Consigne
Remplace « data-point-p-100 » par « data-point-p-200 » dans les enregistrements, du début jusqu'à la ligne contenant « 713, 745, 725] » incluse, puis recopie ces lignes sans rien changer d'autre.

# # # # #

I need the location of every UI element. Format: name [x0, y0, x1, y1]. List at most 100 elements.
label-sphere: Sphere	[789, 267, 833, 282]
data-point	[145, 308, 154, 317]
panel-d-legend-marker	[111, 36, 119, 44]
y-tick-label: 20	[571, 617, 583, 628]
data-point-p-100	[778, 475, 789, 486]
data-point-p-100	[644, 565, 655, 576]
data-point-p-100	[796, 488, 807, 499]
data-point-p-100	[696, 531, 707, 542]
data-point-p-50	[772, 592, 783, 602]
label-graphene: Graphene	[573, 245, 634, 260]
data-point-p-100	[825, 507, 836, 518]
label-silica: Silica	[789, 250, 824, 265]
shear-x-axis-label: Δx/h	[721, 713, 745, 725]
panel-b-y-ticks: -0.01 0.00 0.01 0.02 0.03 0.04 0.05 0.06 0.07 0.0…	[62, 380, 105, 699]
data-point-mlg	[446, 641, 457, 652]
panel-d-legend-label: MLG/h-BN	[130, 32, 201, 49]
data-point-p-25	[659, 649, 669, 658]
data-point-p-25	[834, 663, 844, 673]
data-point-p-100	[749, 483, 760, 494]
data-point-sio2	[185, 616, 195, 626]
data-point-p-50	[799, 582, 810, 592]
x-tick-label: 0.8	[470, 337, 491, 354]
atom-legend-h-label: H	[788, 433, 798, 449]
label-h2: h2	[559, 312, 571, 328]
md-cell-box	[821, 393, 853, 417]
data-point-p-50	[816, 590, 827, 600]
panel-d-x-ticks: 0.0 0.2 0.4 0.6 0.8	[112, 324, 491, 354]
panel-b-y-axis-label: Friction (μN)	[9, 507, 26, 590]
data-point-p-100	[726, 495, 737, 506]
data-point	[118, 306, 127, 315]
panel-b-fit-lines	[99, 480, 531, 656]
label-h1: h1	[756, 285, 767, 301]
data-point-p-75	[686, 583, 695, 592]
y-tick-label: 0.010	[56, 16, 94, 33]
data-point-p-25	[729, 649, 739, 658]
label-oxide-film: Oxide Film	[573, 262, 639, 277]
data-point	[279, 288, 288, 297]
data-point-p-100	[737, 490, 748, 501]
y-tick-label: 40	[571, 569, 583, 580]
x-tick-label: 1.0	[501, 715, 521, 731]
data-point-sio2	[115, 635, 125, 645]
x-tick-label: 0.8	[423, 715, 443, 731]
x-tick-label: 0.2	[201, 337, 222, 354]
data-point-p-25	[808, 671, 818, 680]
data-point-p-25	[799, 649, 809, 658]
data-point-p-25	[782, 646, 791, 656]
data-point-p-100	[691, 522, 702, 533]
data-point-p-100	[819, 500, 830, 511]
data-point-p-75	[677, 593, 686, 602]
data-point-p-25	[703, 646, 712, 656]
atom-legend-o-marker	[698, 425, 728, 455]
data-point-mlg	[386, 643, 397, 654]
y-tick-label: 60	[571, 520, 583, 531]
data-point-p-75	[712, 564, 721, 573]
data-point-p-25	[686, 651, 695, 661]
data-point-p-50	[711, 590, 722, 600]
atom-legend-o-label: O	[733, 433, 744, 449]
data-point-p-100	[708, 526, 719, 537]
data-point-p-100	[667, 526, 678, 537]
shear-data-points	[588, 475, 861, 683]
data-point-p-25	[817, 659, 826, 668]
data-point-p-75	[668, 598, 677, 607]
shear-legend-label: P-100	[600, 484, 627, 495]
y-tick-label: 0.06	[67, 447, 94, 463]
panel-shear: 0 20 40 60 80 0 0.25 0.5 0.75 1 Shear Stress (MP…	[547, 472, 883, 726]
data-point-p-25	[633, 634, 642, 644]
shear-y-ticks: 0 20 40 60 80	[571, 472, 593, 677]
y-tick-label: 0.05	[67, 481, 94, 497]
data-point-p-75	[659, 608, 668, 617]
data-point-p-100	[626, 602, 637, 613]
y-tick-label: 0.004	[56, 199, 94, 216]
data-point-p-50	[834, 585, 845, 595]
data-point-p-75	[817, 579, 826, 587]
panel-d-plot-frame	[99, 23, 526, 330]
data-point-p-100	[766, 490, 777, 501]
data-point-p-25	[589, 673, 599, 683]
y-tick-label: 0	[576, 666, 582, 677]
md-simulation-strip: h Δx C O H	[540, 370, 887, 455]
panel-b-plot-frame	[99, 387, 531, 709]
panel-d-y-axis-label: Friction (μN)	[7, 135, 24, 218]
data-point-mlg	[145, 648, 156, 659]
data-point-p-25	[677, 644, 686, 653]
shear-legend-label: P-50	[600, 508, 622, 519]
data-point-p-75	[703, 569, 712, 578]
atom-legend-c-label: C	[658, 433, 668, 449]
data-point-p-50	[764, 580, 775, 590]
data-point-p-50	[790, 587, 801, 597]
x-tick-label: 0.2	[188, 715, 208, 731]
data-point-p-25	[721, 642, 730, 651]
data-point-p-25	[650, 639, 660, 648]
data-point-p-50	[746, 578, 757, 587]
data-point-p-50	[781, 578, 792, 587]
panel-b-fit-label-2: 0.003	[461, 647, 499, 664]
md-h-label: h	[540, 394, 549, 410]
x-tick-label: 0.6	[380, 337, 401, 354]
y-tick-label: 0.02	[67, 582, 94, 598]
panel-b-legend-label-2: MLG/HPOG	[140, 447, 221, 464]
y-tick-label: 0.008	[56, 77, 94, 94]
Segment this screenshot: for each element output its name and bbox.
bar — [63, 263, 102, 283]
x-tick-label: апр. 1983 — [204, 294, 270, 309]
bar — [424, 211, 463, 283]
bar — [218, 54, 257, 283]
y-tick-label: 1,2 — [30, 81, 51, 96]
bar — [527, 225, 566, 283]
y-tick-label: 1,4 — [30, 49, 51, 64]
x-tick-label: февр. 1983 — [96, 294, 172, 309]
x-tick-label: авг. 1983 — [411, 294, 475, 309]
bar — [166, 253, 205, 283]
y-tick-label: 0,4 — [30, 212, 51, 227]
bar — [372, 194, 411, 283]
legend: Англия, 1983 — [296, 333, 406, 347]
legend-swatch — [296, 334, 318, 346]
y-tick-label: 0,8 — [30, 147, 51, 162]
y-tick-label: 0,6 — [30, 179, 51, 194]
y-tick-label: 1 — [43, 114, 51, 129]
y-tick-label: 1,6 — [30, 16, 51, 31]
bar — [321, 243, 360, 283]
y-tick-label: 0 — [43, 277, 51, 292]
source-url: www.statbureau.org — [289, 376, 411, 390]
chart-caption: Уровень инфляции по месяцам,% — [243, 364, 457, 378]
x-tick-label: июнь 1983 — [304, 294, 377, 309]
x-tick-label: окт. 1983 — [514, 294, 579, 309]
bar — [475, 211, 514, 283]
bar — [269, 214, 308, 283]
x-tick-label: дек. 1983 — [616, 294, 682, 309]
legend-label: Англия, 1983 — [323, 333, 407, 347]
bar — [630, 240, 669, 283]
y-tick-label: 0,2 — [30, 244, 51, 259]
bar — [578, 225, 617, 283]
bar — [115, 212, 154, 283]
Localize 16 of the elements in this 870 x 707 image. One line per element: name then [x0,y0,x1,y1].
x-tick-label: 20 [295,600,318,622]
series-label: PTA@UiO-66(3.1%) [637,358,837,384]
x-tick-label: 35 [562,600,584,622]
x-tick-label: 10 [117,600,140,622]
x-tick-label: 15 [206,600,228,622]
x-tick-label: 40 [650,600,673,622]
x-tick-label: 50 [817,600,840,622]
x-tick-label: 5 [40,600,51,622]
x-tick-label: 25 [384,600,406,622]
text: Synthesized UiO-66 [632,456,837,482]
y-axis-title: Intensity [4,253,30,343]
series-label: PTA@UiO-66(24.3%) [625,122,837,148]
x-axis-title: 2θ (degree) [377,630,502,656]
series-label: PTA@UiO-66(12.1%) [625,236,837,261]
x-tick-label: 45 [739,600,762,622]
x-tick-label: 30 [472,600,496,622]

# # # # #

Résultat
I need the location of every UI element. Format: name [x0, y0, x1, y1]. List at most 100 elements.
label-sphere: Sphere	[789, 267, 833, 282]
data-point	[145, 308, 154, 317]
panel-d-legend-marker	[111, 36, 119, 44]
y-tick-label: 20	[571, 617, 583, 628]
data-point-p-200	[778, 475, 789, 486]
data-point-p-200	[644, 565, 655, 576]
data-point-p-200	[796, 488, 807, 499]
data-point-p-200	[696, 531, 707, 542]
data-point-p-50	[772, 592, 783, 602]
label-graphene: Graphene	[573, 245, 634, 260]
data-point-p-200	[825, 507, 836, 518]
label-silica: Silica	[789, 250, 824, 265]
shear-x-axis-label: Δx/h	[721, 713, 745, 725]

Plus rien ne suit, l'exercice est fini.